The results of the survey for my May 2005 Hey Microsoft! column indicated some confusion about how Microsoft decides whether to expose a particular piece of content on microsoft.com, TechNet, MSDN, or the Knowledge Base (KB). For example, one reader asked, “Why are TechNet and KB searches separate?” As part of my subsequent conversation with Microsoft’s Kurt Samuelson, general manager of Global Service Automation, Customer Service and Support (formerly Microsoft Product Support Services—PSS), we discussed how the various Microsoft Web sites work together and what each site’s mission is.
Microsoft defines the missions of its various Web properties in a way that most users probably aren’t aware of. Microsoft assumes you know that if you go to www.microsoft.com, you’ll find product information designed to help you make a purchasing decision—aka “presale” content. When you go to TechNet, Microsoft assumes that you're an IT pro who has already purchased a product and is looking for detailed technical information. TechNet, the “post-sale” site for IT pros, is the home of all product documentation, including all the Help files that are part of Windows Server (for example) and all the resource kit content, as well as technical white papers and how-to articles. MSDN is the post-sale site for developers.
Kurt is responsible for www.support.microsoft.com, which houses the KB, and his organization is separate from the team that runs TechNet and MSDN. I asked Kurt to explain how his support site relates to TechNet, MSDN, and microsoft.com.
“My mission aligns with customer service and support,” Kurt began. “We answer customers’ technical and customer-service problems. TechNet’s and MSDN’s missions are broader. They certainly provide solutions to problems. But TechNet also provides a richer set of information to the IT pro community, and MSDN focuses on the developer audience. So the KB content is a subset of what TechNet provides.”
■ ■ ■ ■
:: What is required ::
In the text about Microsoft's Web sites:
(a) What is Kurt Samuelson's position at Microsoft?
(b) Which site is the post-sale site for developers?
(c) According to Kurt, KB content is a subset of what?
The material that comes next has no connection to the text about Microsoft's Web sites.

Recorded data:
■ ■ ■ ■
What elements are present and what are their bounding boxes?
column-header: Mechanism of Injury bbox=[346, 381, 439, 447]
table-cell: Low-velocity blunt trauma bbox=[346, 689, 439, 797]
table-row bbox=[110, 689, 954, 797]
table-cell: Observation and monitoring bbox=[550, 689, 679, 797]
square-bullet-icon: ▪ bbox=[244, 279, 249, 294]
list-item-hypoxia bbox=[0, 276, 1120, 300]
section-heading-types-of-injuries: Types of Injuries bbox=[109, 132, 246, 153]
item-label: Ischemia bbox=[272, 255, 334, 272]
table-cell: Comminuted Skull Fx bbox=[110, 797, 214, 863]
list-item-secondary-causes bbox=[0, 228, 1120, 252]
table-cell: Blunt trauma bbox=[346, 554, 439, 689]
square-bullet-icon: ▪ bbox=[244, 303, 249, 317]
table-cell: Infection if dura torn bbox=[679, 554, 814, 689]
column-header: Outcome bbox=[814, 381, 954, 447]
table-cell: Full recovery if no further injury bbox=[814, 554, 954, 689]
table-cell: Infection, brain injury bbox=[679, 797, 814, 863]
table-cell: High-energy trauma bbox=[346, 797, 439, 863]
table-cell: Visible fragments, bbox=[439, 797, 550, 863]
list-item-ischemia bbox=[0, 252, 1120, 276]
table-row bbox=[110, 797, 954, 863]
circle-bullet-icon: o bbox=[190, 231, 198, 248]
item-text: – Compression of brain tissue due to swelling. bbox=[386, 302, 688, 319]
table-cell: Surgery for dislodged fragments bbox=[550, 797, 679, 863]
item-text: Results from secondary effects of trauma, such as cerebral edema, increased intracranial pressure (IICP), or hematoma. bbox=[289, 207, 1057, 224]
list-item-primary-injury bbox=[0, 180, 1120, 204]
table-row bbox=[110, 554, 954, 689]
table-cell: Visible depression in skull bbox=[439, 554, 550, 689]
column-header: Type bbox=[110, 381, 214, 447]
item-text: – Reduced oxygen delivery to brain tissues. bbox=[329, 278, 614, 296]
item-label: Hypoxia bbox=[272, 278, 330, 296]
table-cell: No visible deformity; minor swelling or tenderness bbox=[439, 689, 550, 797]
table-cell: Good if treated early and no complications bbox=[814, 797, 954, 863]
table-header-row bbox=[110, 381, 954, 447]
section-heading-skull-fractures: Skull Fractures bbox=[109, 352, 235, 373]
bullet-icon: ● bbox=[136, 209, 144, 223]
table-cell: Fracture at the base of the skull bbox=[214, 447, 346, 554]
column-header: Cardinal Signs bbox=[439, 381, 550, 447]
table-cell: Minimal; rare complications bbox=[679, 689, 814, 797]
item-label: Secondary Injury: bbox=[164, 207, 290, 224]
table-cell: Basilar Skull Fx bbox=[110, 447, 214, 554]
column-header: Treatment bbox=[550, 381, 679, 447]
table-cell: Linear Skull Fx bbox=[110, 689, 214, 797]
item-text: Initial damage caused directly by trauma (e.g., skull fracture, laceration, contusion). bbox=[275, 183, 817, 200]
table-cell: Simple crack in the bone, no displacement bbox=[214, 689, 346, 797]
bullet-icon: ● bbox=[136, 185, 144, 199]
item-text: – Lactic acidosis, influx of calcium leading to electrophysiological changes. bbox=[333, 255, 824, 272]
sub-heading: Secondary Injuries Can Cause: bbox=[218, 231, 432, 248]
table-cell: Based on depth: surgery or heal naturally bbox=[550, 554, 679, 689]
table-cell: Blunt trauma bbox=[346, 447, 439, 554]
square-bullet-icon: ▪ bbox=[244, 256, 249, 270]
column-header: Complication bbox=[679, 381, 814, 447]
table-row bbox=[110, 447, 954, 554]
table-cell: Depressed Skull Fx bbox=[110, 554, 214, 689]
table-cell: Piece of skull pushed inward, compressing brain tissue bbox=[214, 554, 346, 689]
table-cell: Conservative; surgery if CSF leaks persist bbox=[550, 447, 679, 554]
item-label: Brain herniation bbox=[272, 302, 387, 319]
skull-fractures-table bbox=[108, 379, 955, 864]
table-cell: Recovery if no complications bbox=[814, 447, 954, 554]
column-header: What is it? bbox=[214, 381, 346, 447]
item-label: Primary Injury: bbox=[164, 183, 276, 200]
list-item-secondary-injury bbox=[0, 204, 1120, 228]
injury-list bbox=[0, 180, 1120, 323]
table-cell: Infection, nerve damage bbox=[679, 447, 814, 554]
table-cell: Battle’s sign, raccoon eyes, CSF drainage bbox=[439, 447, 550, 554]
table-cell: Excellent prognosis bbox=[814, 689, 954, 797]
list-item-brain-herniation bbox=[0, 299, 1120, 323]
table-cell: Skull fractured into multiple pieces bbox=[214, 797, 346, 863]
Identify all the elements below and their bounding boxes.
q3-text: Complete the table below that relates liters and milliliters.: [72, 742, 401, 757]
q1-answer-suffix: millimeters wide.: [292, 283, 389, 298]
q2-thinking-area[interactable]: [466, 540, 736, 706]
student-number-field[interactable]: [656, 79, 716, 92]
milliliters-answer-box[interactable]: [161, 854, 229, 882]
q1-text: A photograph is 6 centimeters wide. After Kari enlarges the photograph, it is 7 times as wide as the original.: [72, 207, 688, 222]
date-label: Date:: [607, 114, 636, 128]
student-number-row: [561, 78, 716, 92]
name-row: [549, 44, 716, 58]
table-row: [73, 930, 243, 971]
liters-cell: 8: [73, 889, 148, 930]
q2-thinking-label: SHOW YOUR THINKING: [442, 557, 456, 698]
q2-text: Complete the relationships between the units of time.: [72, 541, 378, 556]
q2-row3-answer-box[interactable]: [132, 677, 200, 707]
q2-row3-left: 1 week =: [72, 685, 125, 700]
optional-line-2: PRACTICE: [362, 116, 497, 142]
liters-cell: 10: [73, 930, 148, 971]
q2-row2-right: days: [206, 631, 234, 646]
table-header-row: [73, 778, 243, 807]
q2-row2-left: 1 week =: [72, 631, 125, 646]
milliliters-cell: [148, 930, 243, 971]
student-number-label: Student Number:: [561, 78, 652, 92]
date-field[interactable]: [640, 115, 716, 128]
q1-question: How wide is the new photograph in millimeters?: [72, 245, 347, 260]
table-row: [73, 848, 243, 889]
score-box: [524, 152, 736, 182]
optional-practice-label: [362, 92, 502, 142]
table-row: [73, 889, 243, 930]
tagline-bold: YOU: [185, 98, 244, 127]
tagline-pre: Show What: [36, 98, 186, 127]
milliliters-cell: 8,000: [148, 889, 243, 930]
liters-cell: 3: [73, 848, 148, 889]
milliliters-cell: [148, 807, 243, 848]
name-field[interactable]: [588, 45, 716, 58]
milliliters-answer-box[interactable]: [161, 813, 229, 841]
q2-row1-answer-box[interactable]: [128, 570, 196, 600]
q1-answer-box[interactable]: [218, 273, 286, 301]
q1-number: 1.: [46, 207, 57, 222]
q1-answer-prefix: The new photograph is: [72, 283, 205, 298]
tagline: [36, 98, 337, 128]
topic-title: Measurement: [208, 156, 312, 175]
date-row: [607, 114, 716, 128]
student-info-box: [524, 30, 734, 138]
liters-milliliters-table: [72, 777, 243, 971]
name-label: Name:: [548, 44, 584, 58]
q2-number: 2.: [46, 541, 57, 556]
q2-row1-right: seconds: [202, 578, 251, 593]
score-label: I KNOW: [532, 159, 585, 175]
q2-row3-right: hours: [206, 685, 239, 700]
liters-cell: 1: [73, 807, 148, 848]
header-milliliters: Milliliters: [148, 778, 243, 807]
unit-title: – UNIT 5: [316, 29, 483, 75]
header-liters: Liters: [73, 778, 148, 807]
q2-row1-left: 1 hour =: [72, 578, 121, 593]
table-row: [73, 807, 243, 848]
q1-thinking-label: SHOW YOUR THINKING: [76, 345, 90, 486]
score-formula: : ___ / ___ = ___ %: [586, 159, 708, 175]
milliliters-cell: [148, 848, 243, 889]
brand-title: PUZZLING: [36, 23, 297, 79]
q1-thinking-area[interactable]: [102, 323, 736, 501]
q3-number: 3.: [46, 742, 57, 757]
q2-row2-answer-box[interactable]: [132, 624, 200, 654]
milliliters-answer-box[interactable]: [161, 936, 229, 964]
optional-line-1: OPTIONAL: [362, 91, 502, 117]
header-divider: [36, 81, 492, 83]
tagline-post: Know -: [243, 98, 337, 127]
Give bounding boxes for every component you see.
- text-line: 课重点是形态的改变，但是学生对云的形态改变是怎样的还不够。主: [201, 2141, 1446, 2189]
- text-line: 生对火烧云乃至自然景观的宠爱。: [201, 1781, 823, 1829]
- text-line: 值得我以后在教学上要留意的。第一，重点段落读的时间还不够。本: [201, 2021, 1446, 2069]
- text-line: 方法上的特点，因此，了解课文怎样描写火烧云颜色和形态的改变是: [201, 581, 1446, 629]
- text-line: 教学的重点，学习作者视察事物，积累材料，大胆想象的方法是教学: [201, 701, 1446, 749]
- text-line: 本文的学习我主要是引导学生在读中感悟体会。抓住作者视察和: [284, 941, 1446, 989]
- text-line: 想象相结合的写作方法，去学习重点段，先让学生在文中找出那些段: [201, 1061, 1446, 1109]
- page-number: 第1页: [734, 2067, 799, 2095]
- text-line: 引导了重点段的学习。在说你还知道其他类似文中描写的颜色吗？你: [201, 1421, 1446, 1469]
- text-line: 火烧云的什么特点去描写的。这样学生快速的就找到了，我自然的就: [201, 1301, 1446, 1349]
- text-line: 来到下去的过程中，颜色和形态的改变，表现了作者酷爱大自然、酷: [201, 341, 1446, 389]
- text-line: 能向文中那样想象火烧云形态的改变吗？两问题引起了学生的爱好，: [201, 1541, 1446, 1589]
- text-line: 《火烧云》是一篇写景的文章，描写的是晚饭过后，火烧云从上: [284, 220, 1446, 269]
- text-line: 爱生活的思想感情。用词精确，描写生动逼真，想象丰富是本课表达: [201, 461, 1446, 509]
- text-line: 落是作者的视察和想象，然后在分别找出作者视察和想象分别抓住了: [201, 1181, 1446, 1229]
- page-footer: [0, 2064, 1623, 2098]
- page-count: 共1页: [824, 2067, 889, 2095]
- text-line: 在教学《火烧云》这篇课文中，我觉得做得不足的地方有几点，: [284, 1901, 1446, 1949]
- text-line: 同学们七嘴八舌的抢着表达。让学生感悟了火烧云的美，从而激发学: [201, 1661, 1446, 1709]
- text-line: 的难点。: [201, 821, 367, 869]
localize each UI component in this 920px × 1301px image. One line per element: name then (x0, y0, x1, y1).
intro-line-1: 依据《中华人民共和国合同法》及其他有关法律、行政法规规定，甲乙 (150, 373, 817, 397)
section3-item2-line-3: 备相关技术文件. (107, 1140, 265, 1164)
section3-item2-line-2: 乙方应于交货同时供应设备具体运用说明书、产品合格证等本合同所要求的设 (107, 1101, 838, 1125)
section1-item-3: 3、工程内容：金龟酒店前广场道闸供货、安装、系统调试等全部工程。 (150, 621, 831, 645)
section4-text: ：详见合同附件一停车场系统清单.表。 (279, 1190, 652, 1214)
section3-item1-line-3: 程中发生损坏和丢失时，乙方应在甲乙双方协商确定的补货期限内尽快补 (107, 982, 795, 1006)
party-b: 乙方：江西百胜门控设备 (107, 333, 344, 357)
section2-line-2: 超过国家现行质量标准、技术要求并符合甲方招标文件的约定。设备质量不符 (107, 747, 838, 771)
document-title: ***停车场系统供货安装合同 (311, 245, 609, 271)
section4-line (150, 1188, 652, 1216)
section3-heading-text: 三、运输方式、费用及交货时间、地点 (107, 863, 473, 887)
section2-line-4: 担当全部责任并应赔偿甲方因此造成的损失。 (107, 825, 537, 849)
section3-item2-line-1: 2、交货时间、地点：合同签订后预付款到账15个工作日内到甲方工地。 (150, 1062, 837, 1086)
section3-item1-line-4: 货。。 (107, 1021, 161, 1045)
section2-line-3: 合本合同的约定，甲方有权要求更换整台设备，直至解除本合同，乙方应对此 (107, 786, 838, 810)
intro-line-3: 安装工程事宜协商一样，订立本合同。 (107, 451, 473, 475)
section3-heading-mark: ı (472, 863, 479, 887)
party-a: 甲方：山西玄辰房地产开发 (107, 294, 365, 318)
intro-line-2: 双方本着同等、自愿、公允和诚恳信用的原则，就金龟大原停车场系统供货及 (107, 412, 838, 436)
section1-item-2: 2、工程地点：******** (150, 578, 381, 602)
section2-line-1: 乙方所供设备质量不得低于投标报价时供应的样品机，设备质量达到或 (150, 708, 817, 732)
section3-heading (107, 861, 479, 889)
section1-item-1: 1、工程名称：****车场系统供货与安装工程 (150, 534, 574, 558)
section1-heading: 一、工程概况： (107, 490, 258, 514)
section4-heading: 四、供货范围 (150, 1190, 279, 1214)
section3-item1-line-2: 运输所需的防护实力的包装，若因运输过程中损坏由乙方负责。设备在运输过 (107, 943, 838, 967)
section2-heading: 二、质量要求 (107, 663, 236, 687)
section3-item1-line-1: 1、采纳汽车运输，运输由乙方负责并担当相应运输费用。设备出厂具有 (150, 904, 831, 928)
■ ■ ■ ■
:: Solution ::
(a) General manager of Global Service Automation, Customer Service and Support
(b) MSDN
(c) What TechNet provides